What you should do. Restate the entire listing word for word.

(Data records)
** begin **
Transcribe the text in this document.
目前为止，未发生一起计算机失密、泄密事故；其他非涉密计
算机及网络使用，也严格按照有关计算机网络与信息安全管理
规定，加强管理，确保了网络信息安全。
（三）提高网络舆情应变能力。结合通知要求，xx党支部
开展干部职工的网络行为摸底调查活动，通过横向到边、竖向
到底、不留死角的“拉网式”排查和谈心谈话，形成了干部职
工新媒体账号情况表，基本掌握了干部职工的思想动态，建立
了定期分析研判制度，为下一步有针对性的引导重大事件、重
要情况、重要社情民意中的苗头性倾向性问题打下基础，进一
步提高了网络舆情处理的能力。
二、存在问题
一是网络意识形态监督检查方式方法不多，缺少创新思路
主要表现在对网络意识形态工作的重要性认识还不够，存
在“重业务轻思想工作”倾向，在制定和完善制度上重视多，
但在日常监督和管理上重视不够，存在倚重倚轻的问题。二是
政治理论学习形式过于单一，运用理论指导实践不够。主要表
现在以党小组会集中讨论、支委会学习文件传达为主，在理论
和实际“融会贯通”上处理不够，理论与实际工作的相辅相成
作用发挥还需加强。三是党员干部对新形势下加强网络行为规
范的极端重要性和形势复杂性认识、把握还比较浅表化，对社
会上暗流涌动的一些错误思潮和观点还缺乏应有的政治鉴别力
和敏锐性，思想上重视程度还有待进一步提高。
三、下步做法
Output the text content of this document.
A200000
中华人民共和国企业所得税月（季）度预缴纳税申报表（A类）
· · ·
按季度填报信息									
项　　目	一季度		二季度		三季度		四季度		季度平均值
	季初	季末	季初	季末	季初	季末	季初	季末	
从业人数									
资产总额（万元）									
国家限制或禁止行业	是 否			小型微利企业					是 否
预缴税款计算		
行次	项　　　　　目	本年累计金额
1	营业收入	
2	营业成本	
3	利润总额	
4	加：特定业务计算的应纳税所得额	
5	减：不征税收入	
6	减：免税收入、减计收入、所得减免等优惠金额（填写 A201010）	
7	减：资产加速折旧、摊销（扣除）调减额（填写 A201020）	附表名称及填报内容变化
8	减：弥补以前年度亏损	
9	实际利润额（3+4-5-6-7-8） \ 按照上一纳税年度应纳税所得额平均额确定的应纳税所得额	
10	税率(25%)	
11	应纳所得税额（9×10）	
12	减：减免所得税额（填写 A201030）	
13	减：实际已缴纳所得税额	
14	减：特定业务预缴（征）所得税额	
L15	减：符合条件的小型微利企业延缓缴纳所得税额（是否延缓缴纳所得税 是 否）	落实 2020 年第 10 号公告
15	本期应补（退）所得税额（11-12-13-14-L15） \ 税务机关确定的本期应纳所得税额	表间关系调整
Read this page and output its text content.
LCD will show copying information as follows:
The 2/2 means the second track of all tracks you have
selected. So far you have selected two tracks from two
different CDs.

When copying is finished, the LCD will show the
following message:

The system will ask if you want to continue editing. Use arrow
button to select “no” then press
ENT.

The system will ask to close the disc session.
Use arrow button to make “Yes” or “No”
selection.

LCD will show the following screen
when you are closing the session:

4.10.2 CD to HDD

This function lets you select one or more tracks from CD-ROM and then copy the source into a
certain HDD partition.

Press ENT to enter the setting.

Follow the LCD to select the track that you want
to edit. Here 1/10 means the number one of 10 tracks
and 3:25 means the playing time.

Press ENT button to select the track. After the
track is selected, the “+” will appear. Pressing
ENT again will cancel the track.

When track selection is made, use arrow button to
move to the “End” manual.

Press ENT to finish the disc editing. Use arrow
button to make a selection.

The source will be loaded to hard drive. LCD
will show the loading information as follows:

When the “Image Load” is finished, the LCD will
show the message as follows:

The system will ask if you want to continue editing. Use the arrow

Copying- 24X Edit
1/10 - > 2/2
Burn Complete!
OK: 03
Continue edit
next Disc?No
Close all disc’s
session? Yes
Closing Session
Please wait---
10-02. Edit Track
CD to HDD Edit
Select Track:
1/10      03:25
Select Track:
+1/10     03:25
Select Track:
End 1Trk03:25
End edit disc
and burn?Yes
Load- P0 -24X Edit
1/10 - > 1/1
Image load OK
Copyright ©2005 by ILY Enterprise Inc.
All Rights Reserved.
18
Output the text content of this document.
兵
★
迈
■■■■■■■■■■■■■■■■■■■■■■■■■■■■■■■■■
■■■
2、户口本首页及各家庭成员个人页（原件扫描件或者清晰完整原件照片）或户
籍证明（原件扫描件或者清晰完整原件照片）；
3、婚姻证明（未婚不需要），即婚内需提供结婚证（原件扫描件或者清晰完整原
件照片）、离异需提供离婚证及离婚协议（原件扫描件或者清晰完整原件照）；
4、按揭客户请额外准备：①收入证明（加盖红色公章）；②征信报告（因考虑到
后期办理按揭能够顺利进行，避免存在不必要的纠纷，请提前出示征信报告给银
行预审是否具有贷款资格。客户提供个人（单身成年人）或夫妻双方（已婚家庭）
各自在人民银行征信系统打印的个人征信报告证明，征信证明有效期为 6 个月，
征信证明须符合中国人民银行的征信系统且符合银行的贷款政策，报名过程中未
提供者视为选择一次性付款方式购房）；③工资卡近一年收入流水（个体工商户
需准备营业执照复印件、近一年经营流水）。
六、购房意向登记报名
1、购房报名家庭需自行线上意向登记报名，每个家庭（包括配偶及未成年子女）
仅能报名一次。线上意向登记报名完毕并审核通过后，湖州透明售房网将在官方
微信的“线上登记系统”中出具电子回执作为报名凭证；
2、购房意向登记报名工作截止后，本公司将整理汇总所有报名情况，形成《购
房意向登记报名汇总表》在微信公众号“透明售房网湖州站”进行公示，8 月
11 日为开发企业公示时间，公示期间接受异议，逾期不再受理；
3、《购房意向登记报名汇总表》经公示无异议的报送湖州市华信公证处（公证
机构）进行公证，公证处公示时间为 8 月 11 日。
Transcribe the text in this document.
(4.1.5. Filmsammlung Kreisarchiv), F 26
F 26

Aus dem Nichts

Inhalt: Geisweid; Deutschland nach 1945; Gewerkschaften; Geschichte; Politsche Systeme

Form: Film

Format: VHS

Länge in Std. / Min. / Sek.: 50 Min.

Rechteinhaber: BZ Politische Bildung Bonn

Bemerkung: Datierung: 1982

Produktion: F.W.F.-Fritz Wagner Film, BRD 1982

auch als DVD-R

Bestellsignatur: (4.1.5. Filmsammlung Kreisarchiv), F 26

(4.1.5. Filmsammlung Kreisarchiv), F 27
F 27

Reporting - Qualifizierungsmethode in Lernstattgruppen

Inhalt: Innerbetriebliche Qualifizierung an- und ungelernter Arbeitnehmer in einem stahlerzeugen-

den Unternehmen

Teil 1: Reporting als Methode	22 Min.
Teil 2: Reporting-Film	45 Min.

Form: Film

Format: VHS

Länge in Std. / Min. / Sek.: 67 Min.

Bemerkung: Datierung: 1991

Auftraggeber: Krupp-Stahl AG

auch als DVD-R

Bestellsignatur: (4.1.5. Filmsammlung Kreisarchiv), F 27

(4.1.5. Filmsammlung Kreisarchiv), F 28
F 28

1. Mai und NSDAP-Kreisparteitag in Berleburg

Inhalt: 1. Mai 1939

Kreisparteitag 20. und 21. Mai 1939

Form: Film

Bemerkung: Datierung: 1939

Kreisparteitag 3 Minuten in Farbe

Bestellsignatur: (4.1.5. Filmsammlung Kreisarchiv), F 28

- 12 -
** end **
Task result.
Transcribe the text in this document.
目前为止，未发生一起计算机失密、泄密事故；其他非涉密计
算机及网络使用，也严格按照有关计算机网络与信息安全管理
规定，加强管理，确保了网络信息安全。
（三）提高网络舆情应变能力。结合通知要求，xx党支部
开展干部职工的网络行为摸底调查活动，通过横向到边、竖向
到底、不留死角的“拉网式”排查和谈心谈话，形成了干部职
工新媒体账号情况表，基本掌握了干部职工的思想动态，建立
了定期分析研判制度，为下一步有针对性的引导重大事件、重
要情况、重要社情民意中的苗头性倾向性问题打下基础，进一
步提高了网络舆情处理的能力。
二、存在问题
一是网络意识形态监督检查方式方法不多，缺少创新思路
主要表现在对网络意识形态工作的重要性认识还不够，存
在“重业务轻思想工作”倾向，在制定和完善制度上重视多，
但在日常监督和管理上重视不够，存在倚重倚轻的问题。二是
政治理论学习形式过于单一，运用理论指导实践不够。主要表
现在以党小组会集中讨论、支委会学习文件传达为主，在理论
和实际“融会贯通”上处理不够，理论与实际工作的相辅相成
作用发挥还需加强。三是党员干部对新形势下加强网络行为规
范的极端重要性和形势复杂性认识、把握还比较浅表化，对社
会上暗流涌动的一些错误思潮和观点还缺乏应有的政治鉴别力
和敏锐性，思想上重视程度还有待进一步提高。
三、下步做法
Output the text content of this document.
A200000
中华人民共和国企业所得税月（季）度预缴纳税申报表（A类）
· · ·
按季度填报信息									
项　　目	一季度		二季度		三季度		四季度		季度平均值
	季初	季末	季初	季末	季初	季末	季初	季末	
从业人数									
资产总额（万元）									
国家限制或禁止行业	是 否			小型微利企业					是 否
预缴税款计算		
行次	项　　　　　目	本年累计金额
1	营业收入	
2	营业成本	
3	利润总额	
4	加：特定业务计算的应纳税所得额	
5	减：不征税收入	
6	减：免税收入、减计收入、所得减免等优惠金额（填写 A201010）	
7	减：资产加速折旧、摊销（扣除）调减额（填写 A201020）	附表名称及填报内容变化
8	减：弥补以前年度亏损	
9	实际利润额（3+4-5-6-7-8） \ 按照上一纳税年度应纳税所得额平均额确定的应纳税所得额	
10	税率(25%)	
11	应纳所得税额（9×10）	
12	减：减免所得税额（填写 A201030）	
13	减：实际已缴纳所得税额	
14	减：特定业务预缴（征）所得税额	
L15	减：符合条件的小型微利企业延缓缴纳所得税额（是否延缓缴纳所得税 是 否）	落实 2020 年第 10 号公告
15	本期应补（退）所得税额（11-12-13-14-L15） \ 税务机关确定的本期应纳所得税额	表间关系调整
Read this page and output its text content.
LCD will show copying information as follows:
The 2/2 means the second track of all tracks you have
selected. So far you have selected two tracks from two
different CDs.

When copying is finished, the LCD will show the
following message:

The system will ask if you want to continue editing. Use arrow
button to select “no” then press
ENT.

The system will ask to close the disc session.
Use arrow button to make “Yes” or “No”
selection.

LCD will show the following screen
when you are closing the session:

4.10.2 CD to HDD

This function lets you select one or more tracks from CD-ROM and then copy the source into a
certain HDD partition.

Press ENT to enter the setting.

Follow the LCD to select the track that you want
to edit. Here 1/10 means the number one of 10 tracks
and 3:25 means the playing time.

Press ENT button to select the track. After the
track is selected, the “+” will appear. Pressing
ENT again will cancel the track.

When track selection is made, use arrow button to
move to the “End” manual.

Press ENT to finish the disc editing. Use arrow
button to make a selection.

The source will be loaded to hard drive. LCD
will show the loading information as follows:

When the “Image Load” is finished, the LCD will
show the message as follows:

The system will ask if you want to continue editing. Use the arrow

Copying- 24X Edit
1/10 - > 2/2
Burn Complete!
OK: 03
Continue edit
next Disc?No
Close all disc’s
session? Yes
Closing Session
Please wait---
10-02. Edit Track
CD to HDD Edit
Select Track:
1/10      03:25
Select Track:
+1/10     03:25
Select Track:
End 1Trk03:25
End edit disc
and burn?Yes
Load- P0 -24X Edit
1/10 - > 1/1
Image load OK
Copyright ©2005 by ILY Enterprise Inc.
All Rights Reserved.
18
Output the text content of this document.
兵
★
迈
■■■■■■■■■■■■■■■■■■■■■■■■■■■■■■■■■
■■■
2、户口本首页及各家庭成员个人页（原件扫描件或者清晰完整原件照片）或户
籍证明（原件扫描件或者清晰完整原件照片）；
3、婚姻证明（未婚不需要），即婚内需提供结婚证（原件扫描件或者清晰完整原
件照片）、离异需提供离婚证及离婚协议（原件扫描件或者清晰完整原件照）；
4、按揭客户请额外准备：①收入证明（加盖红色公章）；②征信报告（因考虑到
后期办理按揭能够顺利进行，避免存在不必要的纠纷，请提前出示征信报告给银
行预审是否具有贷款资格。客户提供个人（单身成年人）或夫妻双方（已婚家庭）
各自在人民银行征信系统打印的个人征信报告证明，征信证明有效期为 6 个月，
征信证明须符合中国人民银行的征信系统且符合银行的贷款政策，报名过程中未
提供者视为选择一次性付款方式购房）；③工资卡近一年收入流水（个体工商户
需准备营业执照复印件、近一年经营流水）。
六、购房意向登记报名
1、购房报名家庭需自行线上意向登记报名，每个家庭（包括配偶及未成年子女）
仅能报名一次。线上意向登记报名完毕并审核通过后，湖州透明售房网将在官方
微信的“线上登记系统”中出具电子回执作为报名凭证；
2、购房意向登记报名工作截止后，本公司将整理汇总所有报名情况，形成《购
房意向登记报名汇总表》在微信公众号“透明售房网湖州站”进行公示，8 月
11 日为开发企业公示时间，公示期间接受异议，逾期不再受理；
3、《购房意向登记报名汇总表》经公示无异议的报送湖州市华信公证处（公证
机构）进行公证，公证处公示时间为 8 月 11 日。
Transcribe the text in this document.
(4.1.5. Filmsammlung Kreisarchiv), F 26
F 26

Aus dem Nichts

Inhalt: Geisweid; Deutschland nach 1945; Gewerkschaften; Geschichte; Politsche Systeme

Form: Film

Format: VHS

Länge in Std. / Min. / Sek.: 50 Min.

Rechteinhaber: BZ Politische Bildung Bonn

Bemerkung: Datierung: 1982

Produktion: F.W.F.-Fritz Wagner Film, BRD 1982

auch als DVD-R

Bestellsignatur: (4.1.5. Filmsammlung Kreisarchiv), F 26

(4.1.5. Filmsammlung Kreisarchiv), F 27
F 27

Reporting - Qualifizierungsmethode in Lernstattgruppen

Inhalt: Innerbetriebliche Qualifizierung an- und ungelernter Arbeitnehmer in einem stahlerzeugen-

den Unternehmen

Teil 1: Reporting als Methode	22 Min.
Teil 2: Reporting-Film	45 Min.

Form: Film

Format: VHS

Länge in Std. / Min. / Sek.: 67 Min.

Bemerkung: Datierung: 1991

Auftraggeber: Krupp-Stahl AG

auch als DVD-R

Bestellsignatur: (4.1.5. Filmsammlung Kreisarchiv), F 27

(4.1.5. Filmsammlung Kreisarchiv), F 28
F 28

1. Mai und NSDAP-Kreisparteitag in Berleburg

Inhalt: 1. Mai 1939

Kreisparteitag 20. und 21. Mai 1939

Form: Film

Bemerkung: Datierung: 1939

Kreisparteitag 3 Minuten in Farbe

Bestellsignatur: (4.1.5. Filmsammlung Kreisarchiv), F 28

- 12 -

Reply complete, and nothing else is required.